▶ [AIM OF THE EXERCISE] Write out all lines holding the word "placeholder".

# # # # # # #

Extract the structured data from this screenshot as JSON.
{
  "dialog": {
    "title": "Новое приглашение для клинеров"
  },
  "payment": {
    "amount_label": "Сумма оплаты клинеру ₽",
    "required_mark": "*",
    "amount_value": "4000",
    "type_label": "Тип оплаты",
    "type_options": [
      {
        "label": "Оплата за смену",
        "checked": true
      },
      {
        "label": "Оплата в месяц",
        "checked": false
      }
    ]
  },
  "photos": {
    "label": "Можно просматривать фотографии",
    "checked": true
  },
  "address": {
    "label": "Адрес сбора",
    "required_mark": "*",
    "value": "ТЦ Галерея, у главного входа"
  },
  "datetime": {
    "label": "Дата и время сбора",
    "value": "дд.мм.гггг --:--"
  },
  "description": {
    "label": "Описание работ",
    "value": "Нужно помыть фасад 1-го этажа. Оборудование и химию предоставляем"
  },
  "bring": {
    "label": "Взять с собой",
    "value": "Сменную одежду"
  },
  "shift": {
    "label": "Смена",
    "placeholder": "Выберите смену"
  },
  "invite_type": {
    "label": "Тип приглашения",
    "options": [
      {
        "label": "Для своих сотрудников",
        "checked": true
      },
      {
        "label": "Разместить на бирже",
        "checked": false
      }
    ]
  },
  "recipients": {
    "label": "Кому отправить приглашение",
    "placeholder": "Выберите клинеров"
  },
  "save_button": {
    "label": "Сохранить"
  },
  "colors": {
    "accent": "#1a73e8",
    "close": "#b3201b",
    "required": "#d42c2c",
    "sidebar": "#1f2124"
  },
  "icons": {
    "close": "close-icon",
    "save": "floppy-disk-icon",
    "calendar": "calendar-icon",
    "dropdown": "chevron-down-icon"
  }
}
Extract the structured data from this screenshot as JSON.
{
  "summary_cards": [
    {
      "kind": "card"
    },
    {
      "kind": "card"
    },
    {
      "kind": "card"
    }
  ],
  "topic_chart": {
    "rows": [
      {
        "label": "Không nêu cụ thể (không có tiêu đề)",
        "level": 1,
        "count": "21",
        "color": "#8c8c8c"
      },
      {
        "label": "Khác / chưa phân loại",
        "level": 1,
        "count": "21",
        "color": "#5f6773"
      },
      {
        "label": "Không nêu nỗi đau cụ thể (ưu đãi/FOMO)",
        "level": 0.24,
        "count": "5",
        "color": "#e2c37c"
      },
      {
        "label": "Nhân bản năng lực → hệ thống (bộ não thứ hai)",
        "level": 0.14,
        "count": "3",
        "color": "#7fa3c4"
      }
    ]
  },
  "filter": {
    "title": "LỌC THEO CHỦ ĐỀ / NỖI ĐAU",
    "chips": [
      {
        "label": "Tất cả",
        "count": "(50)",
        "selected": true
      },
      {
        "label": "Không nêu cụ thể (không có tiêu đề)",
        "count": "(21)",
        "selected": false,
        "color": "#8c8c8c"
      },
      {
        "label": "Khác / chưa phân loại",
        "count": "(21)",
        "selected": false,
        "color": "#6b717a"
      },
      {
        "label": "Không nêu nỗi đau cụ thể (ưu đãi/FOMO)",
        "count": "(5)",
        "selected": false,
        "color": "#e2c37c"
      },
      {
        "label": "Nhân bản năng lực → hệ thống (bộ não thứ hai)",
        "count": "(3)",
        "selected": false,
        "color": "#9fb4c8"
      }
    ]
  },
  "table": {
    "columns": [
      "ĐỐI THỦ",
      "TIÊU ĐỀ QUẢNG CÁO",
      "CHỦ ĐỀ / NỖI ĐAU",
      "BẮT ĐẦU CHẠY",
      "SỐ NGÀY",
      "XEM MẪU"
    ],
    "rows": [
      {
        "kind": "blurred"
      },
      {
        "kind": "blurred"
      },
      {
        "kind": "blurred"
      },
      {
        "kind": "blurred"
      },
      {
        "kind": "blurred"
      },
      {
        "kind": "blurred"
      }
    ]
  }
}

# # # # # # #

▶ [EXERCISE RESULT]
    "placeholder": "Выберите смену"
    "placeholder": "Выберите клинеров"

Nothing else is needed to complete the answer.